*Exercise:*
Nothing in the records may be left out or altered; reproduce them all exactly.

[Saved entries]
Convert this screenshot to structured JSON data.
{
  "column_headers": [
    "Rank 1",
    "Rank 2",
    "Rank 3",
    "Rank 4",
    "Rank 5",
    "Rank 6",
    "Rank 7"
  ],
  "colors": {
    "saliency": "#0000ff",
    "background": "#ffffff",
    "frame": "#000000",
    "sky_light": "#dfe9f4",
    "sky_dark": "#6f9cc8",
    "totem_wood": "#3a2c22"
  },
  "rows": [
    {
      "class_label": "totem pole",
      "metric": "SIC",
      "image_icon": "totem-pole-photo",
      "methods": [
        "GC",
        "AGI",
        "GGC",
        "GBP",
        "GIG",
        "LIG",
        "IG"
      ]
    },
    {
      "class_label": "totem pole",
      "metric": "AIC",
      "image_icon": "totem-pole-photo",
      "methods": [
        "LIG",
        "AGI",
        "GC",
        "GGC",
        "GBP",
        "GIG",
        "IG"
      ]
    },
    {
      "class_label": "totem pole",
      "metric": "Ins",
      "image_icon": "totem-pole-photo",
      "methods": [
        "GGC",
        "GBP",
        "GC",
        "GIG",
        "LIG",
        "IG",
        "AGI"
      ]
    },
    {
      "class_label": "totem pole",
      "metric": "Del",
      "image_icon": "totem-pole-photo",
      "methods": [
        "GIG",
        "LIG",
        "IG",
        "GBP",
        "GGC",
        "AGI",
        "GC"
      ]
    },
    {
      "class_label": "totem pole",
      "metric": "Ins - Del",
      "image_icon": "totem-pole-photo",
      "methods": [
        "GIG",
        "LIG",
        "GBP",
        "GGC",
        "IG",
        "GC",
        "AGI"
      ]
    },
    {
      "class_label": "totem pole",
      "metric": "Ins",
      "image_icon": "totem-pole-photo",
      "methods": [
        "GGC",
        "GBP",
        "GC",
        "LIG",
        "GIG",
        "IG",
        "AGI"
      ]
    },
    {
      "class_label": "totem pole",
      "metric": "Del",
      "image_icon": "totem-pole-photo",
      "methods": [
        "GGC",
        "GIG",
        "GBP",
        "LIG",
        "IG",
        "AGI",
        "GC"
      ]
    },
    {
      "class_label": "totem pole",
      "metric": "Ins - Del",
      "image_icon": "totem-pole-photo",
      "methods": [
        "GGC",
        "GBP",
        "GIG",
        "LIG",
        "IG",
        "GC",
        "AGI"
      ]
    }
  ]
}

*Solution to this exercise:*
Convert this screenshot to structured JSON data.
{
  "column_headers": [
    "Rank 1",
    "Rank 2",
    "Rank 3",
    "Rank 4",
    "Rank 5",
    "Rank 6",
    "Rank 7"
  ],
  "colors": {
    "saliency": "#0000ff",
    "background": "#ffffff",
    "frame": "#000000",
    "sky_light": "#dfe9f4",
    "sky_dark": "#6f9cc8",
    "totem_wood": "#3a2c22"
  },
  "rows": [
    {
      "class_label": "totem pole",
      "metric": "SIC",
      "image_icon": "totem-pole-photo",
      "methods": [
        "GC",
        "AGI",
        "GGC",
        "GBP",
        "GIG",
        "LIG",
        "IG"
      ]
    },
    {
      "class_label": "totem pole",
      "metric": "AIC",
      "image_icon": "totem-pole-photo",
      "methods": [
        "LIG",
        "AGI",
        "GC",
        "GGC",
        "GBP",
        "GIG",
        "IG"
      ]
    },
    {
      "class_label": "totem pole",
      "metric": "Ins",
      "image_icon": "totem-pole-photo",
      "methods": [
        "GGC",
        "GBP",
        "GC",
        "GIG",
        "LIG",
        "IG",
        "AGI"
      ]
    },
    {
      "class_label": "totem pole",
      "metric": "Del",
      "image_icon": "totem-pole-photo",
      "methods": [
        "GIG",
        "LIG",
        "IG",
        "GBP",
        "GGC",
        "AGI",
        "GC"
      ]
    },
    {
      "class_label": "totem pole",
      "metric": "Ins - Del",
      "image_icon": "totem-pole-photo",
      "methods": [
        "GIG",
        "LIG",
        "GBP",
        "GGC",
        "IG",
        "GC",
        "AGI"
      ]
    },
    {
      "class_label": "totem pole",
      "metric": "Ins",
      "image_icon": "totem-pole-photo",
      "methods": [
        "GGC",
        "GBP",
        "GC",
        "LIG",
        "GIG",
        "IG",
        "AGI"
      ]
    },
    {
      "class_label": "totem pole",
      "metric": "Del",
      "image_icon": "totem-pole-photo",
      "methods": [
        "GGC",
        "GIG",
        "GBP",
        "LIG",
        "IG",
        "AGI",
        "GC"
      ]
    },
    {
      "class_label": "totem pole",
      "metric": "Ins - Del",
      "image_icon": "totem-pole-photo",
      "methods": [
        "GGC",
        "GBP",
        "GIG",
        "LIG",
        "IG",
        "GC",
        "AGI"
      ]
    }
  ]
}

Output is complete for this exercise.